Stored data
>> begin

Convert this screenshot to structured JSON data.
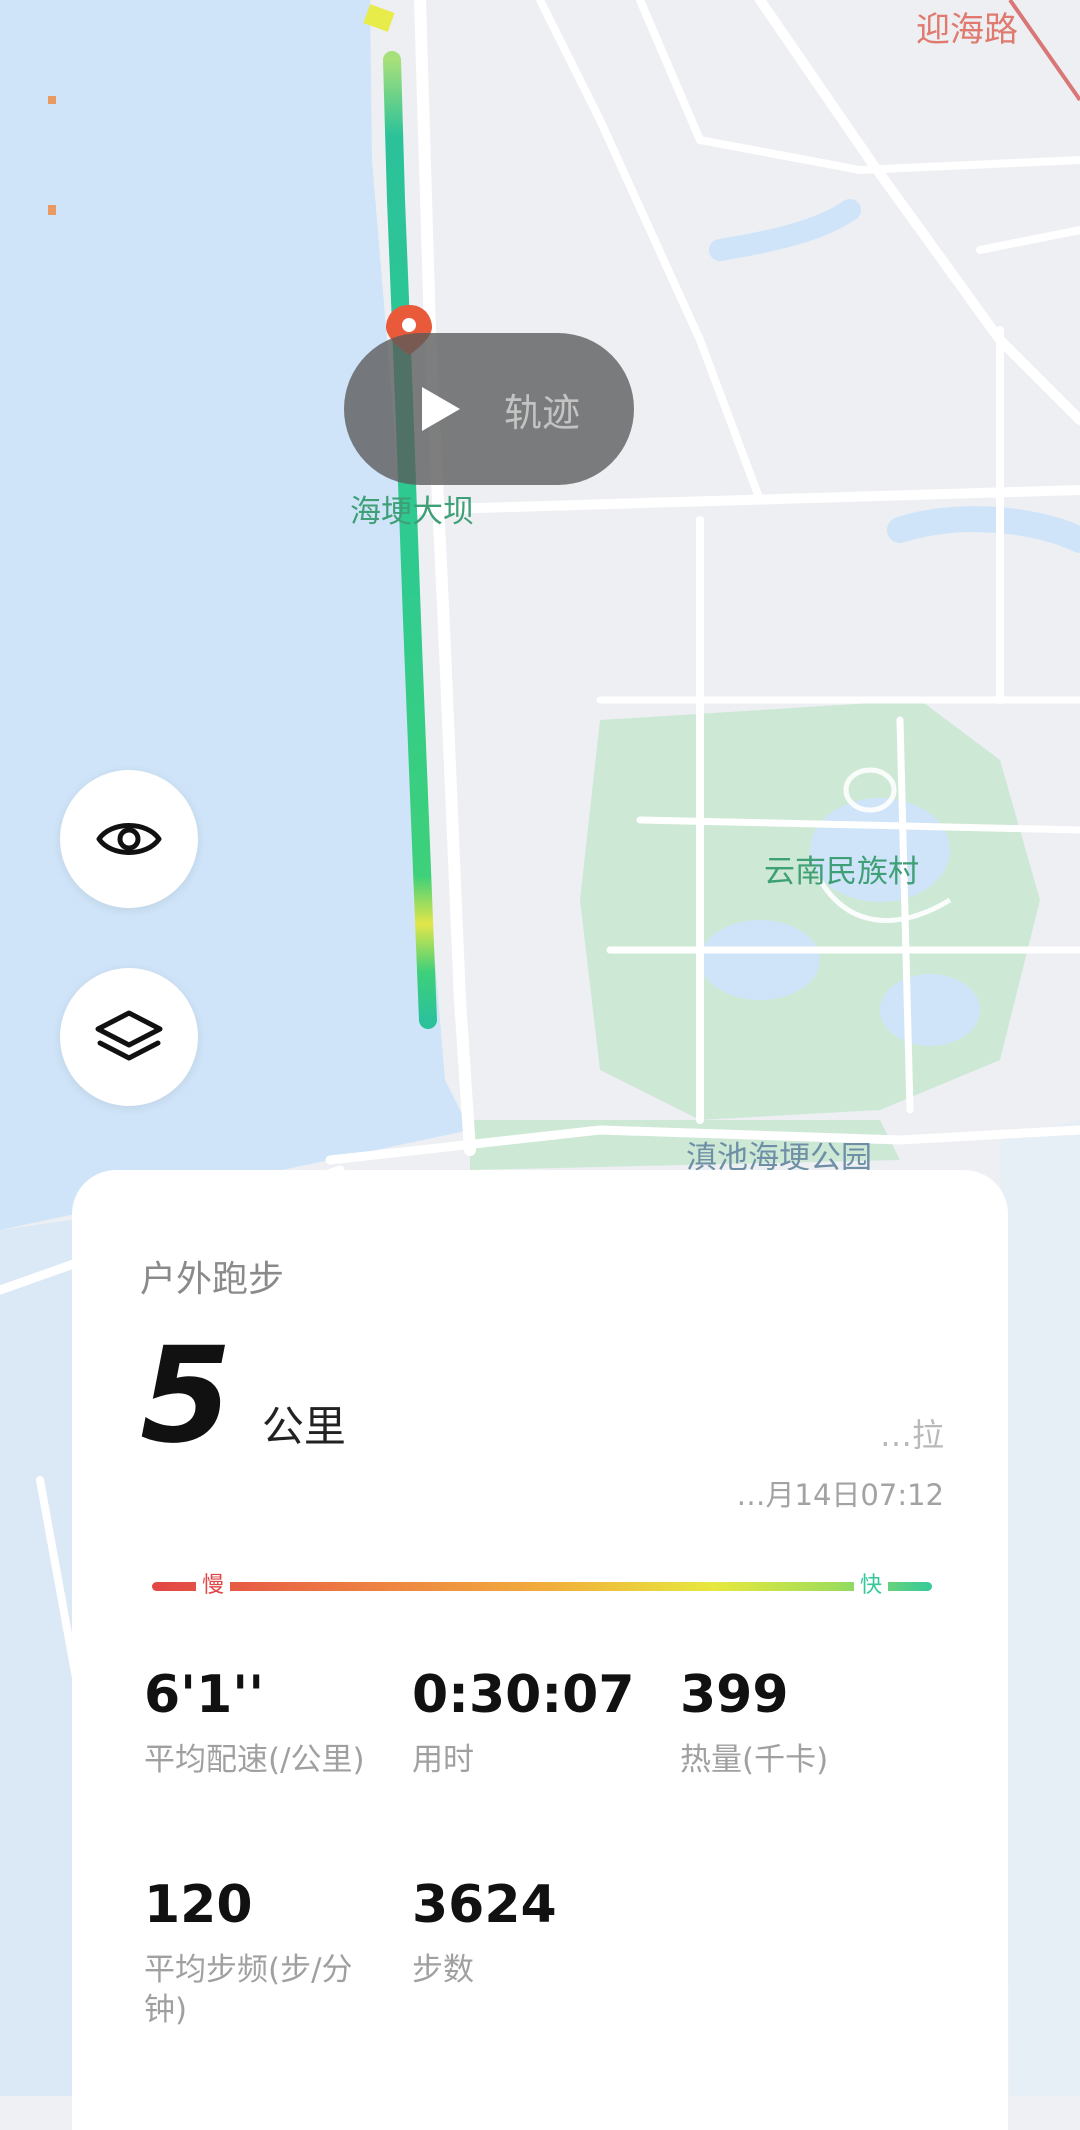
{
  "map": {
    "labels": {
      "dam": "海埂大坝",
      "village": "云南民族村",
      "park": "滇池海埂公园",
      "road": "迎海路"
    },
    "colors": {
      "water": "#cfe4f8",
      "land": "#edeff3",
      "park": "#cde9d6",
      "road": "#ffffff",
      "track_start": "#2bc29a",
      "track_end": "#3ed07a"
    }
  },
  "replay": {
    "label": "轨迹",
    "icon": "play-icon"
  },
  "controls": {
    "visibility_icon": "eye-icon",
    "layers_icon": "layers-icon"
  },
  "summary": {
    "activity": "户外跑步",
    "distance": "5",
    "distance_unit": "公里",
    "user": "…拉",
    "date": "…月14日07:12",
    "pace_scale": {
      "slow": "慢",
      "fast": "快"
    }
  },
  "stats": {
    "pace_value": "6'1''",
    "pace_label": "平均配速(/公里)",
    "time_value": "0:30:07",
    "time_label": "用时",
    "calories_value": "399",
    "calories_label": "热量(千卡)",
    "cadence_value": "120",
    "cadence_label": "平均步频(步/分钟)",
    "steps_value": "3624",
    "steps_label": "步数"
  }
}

>> end

__YOUR OBJECTIVE__. Return each line exactly as written. Any picture gets left out.

__FINAL RESULT__.
Convert this screenshot to structured JSON data.
{
  "map": {
    "labels": {
      "dam": "海埂大坝",
      "village": "云南民族村",
      "park": "滇池海埂公园",
      "road": "迎海路"
    },
    "colors": {
      "water": "#cfe4f8",
      "land": "#edeff3",
      "park": "#cde9d6",
      "road": "#ffffff",
      "track_start": "#2bc29a",
      "track_end": "#3ed07a"
    }
  },
  "replay": {
    "label": "轨迹",
    "icon": "play-icon"
  },
  "controls": {
    "visibility_icon": "eye-icon",
    "layers_icon": "layers-icon"
  },
  "summary": {
    "activity": "户外跑步",
    "distance": "5",
    "distance_unit": "公里",
    "user": "…拉",
    "date": "…月14日07:12",
    "pace_scale": {
      "slow": "慢",
      "fast": "快"
    }
  },
  "stats": {
    "pace_value": "6'1''",
    "pace_label": "平均配速(/公里)",
    "time_value": "0:30:07",
    "time_label": "用时",
    "calories_value": "399",
    "calories_label": "热量(千卡)",
    "cadence_value": "120",
    "cadence_label": "平均步频(步/分钟)",
    "steps_value": "3624",
    "steps_label": "步数"
  }
}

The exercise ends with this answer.